### GIVEN PROBLEM
Every line holding the string "plan" should be gathered.

### MATERIAL FOR THE TASK
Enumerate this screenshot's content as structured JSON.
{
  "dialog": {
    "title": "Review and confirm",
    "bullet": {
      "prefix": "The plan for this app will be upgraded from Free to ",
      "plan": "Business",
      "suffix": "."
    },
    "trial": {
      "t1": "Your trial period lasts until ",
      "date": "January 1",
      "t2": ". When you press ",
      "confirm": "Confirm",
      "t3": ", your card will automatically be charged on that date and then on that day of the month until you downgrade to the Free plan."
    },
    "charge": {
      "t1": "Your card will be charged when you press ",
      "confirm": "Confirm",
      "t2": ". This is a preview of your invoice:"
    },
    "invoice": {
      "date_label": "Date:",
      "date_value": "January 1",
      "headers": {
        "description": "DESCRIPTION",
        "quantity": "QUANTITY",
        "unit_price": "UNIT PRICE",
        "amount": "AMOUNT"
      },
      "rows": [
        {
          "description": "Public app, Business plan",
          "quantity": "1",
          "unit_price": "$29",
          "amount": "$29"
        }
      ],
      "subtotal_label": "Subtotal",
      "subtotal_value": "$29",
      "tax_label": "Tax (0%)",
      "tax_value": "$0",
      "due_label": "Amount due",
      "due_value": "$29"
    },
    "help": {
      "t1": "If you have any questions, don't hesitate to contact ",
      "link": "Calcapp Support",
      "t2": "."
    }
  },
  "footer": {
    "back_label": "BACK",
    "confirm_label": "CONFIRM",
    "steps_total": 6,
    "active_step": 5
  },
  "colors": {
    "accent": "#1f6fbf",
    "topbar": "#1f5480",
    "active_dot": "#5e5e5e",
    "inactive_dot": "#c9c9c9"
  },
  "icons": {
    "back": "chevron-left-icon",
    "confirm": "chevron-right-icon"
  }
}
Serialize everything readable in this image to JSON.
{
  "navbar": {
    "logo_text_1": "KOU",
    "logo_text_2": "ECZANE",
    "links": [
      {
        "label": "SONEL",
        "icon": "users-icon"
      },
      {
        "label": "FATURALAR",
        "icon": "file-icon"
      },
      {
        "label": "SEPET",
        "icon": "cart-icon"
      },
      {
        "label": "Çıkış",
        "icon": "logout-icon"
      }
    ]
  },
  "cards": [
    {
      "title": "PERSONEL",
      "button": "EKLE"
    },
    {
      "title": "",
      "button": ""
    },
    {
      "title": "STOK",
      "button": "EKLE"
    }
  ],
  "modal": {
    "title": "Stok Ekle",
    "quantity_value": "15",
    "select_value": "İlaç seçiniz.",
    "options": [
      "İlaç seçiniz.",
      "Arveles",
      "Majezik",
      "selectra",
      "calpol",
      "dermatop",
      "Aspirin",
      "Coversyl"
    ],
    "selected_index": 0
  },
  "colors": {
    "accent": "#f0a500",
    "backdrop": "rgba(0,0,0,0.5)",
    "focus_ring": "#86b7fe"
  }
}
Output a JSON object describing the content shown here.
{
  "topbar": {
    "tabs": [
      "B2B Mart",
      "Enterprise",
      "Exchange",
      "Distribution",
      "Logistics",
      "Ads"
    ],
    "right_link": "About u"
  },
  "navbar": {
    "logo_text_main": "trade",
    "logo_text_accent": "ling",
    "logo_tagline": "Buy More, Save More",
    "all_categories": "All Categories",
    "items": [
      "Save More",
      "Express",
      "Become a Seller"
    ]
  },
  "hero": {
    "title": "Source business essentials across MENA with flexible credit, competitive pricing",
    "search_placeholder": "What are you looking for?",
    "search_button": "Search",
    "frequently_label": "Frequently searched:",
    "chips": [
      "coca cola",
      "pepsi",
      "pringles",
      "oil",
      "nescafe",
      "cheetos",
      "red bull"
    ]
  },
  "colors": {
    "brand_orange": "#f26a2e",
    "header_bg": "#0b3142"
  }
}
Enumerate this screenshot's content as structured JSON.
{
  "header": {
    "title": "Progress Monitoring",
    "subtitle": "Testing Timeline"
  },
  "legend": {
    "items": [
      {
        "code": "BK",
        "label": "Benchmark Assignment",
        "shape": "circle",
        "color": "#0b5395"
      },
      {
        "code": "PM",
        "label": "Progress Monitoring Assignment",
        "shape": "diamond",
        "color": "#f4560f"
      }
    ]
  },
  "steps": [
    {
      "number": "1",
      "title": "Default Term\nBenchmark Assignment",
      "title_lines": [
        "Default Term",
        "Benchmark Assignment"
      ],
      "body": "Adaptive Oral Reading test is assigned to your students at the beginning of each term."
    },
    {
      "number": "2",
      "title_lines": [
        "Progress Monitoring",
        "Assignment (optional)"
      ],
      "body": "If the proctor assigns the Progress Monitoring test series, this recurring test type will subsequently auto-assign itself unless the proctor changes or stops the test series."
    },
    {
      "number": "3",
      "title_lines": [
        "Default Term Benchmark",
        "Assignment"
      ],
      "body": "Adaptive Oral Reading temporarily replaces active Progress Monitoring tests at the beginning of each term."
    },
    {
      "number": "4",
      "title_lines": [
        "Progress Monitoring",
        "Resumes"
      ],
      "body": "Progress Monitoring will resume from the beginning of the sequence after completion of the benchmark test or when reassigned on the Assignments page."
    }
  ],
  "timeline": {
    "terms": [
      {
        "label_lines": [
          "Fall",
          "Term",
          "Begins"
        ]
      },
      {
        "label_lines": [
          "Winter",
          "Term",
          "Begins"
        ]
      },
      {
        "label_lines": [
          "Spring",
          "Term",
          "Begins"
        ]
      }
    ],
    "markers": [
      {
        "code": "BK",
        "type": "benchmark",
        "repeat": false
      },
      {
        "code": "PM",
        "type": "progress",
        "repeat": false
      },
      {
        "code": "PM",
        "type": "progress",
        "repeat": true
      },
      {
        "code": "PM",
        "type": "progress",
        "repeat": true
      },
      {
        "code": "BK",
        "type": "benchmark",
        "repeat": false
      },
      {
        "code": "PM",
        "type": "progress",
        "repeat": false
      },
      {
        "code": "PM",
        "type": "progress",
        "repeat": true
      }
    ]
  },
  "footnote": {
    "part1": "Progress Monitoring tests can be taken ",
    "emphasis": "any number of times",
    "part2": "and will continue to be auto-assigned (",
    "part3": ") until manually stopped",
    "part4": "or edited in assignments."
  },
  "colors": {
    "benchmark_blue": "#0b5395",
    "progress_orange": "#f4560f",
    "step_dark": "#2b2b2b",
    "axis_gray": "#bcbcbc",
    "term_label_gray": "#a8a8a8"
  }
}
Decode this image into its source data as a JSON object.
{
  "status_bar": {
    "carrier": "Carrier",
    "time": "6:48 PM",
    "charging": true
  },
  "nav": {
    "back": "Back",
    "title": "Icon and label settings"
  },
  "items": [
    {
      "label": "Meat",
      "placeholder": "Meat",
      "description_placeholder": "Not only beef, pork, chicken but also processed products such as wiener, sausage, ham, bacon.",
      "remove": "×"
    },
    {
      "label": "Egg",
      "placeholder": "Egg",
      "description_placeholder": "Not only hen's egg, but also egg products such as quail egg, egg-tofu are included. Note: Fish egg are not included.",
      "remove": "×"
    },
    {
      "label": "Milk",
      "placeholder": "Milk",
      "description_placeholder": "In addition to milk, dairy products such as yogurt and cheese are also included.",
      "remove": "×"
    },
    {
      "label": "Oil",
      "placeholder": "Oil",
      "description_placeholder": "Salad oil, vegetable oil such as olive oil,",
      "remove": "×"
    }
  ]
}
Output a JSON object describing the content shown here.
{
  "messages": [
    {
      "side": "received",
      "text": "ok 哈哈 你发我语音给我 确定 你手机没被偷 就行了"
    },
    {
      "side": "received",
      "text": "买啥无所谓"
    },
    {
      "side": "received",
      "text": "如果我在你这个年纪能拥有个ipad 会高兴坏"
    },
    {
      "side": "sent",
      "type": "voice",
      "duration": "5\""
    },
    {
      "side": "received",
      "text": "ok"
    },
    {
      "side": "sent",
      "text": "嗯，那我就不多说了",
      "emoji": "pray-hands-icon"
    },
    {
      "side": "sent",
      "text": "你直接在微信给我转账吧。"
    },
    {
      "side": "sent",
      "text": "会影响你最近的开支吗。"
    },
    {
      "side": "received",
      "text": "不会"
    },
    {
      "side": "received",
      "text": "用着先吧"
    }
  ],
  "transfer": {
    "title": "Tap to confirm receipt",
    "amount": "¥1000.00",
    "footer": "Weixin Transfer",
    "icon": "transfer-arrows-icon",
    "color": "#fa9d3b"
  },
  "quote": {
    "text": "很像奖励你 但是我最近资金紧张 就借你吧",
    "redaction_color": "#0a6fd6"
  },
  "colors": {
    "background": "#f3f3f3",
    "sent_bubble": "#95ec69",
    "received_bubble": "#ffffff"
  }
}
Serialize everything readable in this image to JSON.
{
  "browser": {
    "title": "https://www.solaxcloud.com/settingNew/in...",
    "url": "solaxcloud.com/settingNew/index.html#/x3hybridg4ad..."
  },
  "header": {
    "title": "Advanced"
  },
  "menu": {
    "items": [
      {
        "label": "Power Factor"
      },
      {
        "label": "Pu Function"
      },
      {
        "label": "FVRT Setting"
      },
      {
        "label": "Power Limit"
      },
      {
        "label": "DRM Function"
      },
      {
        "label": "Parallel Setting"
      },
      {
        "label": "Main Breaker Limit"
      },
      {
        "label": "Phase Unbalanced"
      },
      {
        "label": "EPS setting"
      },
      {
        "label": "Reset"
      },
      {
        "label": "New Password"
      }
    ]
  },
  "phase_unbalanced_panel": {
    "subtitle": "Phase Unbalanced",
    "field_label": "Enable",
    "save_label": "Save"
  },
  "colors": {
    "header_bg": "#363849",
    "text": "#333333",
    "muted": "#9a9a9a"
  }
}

### FINISHED TASK
      "prefix": "The plan for this app will be upgraded from Free to ",
      "plan": "Business",
      "t3": ", your card will automatically be charged on that date and then on that day of the month until you downgrade to the Free plan."
          "description": "Public app, Business plan",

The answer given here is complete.